Available records

>>>

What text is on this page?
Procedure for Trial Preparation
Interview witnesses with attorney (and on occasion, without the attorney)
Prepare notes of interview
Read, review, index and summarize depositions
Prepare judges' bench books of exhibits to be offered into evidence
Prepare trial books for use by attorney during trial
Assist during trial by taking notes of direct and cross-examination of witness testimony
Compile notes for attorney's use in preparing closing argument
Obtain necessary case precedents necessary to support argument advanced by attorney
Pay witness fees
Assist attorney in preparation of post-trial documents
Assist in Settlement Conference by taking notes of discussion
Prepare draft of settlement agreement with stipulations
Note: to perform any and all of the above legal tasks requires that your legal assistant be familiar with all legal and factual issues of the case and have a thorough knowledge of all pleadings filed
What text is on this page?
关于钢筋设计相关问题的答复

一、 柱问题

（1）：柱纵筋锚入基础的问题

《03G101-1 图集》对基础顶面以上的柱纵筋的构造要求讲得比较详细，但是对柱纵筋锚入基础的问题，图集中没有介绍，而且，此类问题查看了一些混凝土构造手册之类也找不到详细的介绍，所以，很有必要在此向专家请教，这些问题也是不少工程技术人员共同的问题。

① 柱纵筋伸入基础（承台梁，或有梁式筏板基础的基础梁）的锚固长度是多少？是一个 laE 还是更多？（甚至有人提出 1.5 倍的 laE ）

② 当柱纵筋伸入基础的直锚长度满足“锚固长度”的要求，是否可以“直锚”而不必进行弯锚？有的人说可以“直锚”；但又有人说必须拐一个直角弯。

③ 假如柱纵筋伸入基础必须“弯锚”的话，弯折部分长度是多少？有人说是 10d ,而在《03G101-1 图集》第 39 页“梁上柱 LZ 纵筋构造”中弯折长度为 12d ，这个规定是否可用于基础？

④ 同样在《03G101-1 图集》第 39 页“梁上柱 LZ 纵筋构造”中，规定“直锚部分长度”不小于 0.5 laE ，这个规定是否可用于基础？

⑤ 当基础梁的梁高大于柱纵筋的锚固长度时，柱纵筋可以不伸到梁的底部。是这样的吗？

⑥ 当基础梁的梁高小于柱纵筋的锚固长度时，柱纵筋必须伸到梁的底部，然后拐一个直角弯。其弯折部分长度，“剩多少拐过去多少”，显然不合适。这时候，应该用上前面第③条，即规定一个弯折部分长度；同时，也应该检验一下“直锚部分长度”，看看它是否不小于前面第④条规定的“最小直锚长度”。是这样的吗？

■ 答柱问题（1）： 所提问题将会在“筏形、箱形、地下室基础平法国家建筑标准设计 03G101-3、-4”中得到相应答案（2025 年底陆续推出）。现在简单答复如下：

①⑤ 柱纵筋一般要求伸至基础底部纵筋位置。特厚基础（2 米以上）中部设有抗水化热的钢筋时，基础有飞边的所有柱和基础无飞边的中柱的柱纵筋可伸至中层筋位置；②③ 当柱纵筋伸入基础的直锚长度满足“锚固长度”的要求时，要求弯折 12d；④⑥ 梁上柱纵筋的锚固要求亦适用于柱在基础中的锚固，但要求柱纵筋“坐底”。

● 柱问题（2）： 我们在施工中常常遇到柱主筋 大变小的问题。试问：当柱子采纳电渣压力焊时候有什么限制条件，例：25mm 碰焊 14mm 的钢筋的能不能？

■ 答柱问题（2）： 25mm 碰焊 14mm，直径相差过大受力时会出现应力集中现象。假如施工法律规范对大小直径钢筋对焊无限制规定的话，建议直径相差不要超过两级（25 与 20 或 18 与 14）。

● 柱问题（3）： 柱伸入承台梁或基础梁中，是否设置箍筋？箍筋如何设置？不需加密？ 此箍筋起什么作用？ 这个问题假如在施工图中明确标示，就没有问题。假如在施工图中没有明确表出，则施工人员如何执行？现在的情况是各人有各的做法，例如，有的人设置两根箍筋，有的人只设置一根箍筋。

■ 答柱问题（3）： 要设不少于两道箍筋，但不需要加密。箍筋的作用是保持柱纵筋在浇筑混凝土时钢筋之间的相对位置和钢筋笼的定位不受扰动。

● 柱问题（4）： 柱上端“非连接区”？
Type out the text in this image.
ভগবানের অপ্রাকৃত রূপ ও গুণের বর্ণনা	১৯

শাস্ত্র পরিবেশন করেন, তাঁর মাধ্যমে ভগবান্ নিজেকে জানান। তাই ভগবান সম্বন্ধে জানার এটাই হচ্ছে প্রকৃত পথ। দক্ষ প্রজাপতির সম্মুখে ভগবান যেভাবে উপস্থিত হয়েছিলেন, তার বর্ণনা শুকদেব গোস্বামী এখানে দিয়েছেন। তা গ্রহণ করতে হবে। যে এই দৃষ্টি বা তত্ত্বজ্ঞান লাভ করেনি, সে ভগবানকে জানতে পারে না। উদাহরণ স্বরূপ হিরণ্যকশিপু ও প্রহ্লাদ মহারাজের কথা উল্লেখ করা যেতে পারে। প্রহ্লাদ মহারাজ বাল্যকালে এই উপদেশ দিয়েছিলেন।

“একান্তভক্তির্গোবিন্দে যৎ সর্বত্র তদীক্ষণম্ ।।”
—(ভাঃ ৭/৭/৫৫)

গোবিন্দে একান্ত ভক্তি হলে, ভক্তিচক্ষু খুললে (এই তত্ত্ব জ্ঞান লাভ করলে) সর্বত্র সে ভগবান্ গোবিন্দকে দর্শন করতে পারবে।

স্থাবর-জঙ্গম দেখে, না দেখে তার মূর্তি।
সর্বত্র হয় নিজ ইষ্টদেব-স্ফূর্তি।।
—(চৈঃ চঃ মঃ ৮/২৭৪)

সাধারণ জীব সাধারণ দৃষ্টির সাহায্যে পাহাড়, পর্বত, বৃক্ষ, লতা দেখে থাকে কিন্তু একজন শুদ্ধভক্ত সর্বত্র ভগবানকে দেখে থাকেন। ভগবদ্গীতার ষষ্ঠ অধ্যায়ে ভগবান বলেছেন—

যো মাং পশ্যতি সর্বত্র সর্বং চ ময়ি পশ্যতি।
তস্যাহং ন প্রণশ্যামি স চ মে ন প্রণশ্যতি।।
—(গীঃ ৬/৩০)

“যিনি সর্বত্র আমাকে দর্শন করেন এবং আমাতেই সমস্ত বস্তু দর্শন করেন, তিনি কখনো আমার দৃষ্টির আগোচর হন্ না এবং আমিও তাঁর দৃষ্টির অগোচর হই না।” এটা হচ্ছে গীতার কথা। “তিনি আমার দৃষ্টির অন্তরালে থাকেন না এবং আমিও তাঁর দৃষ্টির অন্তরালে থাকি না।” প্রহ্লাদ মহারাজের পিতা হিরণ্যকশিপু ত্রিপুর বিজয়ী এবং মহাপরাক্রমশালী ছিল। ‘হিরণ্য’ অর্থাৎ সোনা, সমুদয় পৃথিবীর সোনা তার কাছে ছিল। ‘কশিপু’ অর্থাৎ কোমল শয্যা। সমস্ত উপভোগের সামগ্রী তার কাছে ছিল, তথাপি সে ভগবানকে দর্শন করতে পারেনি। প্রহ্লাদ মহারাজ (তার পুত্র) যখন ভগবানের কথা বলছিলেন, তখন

<<<

Task brief
Could you give again exactly the lines from the line containing "Type out the text in this image." through the final line of the data above, and no others?

Problem solution
Type out the text in this image.
ভগবানের অপ্রাকৃত রূপ ও গুণের বর্ণনা	১৯

শাস্ত্র পরিবেশন করেন, তাঁর মাধ্যমে ভগবান্ নিজেকে জানান। তাই ভগবান সম্বন্ধে জানার এটাই হচ্ছে প্রকৃত পথ। দক্ষ প্রজাপতির সম্মুখে ভগবান যেভাবে উপস্থিত হয়েছিলেন, তার বর্ণনা শুকদেব গোস্বামী এখানে দিয়েছেন। তা গ্রহণ করতে হবে। যে এই দৃষ্টি বা তত্ত্বজ্ঞান লাভ করেনি, সে ভগবানকে জানতে পারে না। উদাহরণ স্বরূপ হিরণ্যকশিপু ও প্রহ্লাদ মহারাজের কথা উল্লেখ করা যেতে পারে। প্রহ্লাদ মহারাজ বাল্যকালে এই উপদেশ দিয়েছিলেন।

“একান্তভক্তির্গোবিন্দে যৎ সর্বত্র তদীক্ষণম্ ।।”
—(ভাঃ ৭/৭/৫৫)

গোবিন্দে একান্ত ভক্তি হলে, ভক্তিচক্ষু খুললে (এই তত্ত্ব জ্ঞান লাভ করলে) সর্বত্র সে ভগবান্ গোবিন্দকে দর্শন করতে পারবে।

স্থাবর-জঙ্গম দেখে, না দেখে তার মূর্তি।
সর্বত্র হয় নিজ ইষ্টদেব-স্ফূর্তি।।
—(চৈঃ চঃ মঃ ৮/২৭৪)

সাধারণ জীব সাধারণ দৃষ্টির সাহায্যে পাহাড়, পর্বত, বৃক্ষ, লতা দেখে থাকে কিন্তু একজন শুদ্ধভক্ত সর্বত্র ভগবানকে দেখে থাকেন। ভগবদ্গীতার ষষ্ঠ অধ্যায়ে ভগবান বলেছেন—

যো মাং পশ্যতি সর্বত্র সর্বং চ ময়ি পশ্যতি।
তস্যাহং ন প্রণশ্যামি স চ মে ন প্রণশ্যতি।।
—(গীঃ ৬/৩০)

“যিনি সর্বত্র আমাকে দর্শন করেন এবং আমাতেই সমস্ত বস্তু দর্শন করেন, তিনি কখনো আমার দৃষ্টির আগোচর হন্ না এবং আমিও তাঁর দৃষ্টির অগোচর হই না।” এটা হচ্ছে গীতার কথা। “তিনি আমার দৃষ্টির অন্তরালে থাকেন না এবং আমিও তাঁর দৃষ্টির অন্তরালে থাকি না।” প্রহ্লাদ মহারাজের পিতা হিরণ্যকশিপু ত্রিপুর বিজয়ী এবং মহাপরাক্রমশালী ছিল। ‘হিরণ্য’ অর্থাৎ সোনা, সমুদয় পৃথিবীর সোনা তার কাছে ছিল। ‘কশিপু’ অর্থাৎ কোমল শয্যা। সমস্ত উপভোগের সামগ্রী তার কাছে ছিল, তথাপি সে ভগবানকে দর্শন করতে পারেনি। প্রহ্লাদ মহারাজ (তার পুত্র) যখন ভগবানের কথা বলছিলেন, তখন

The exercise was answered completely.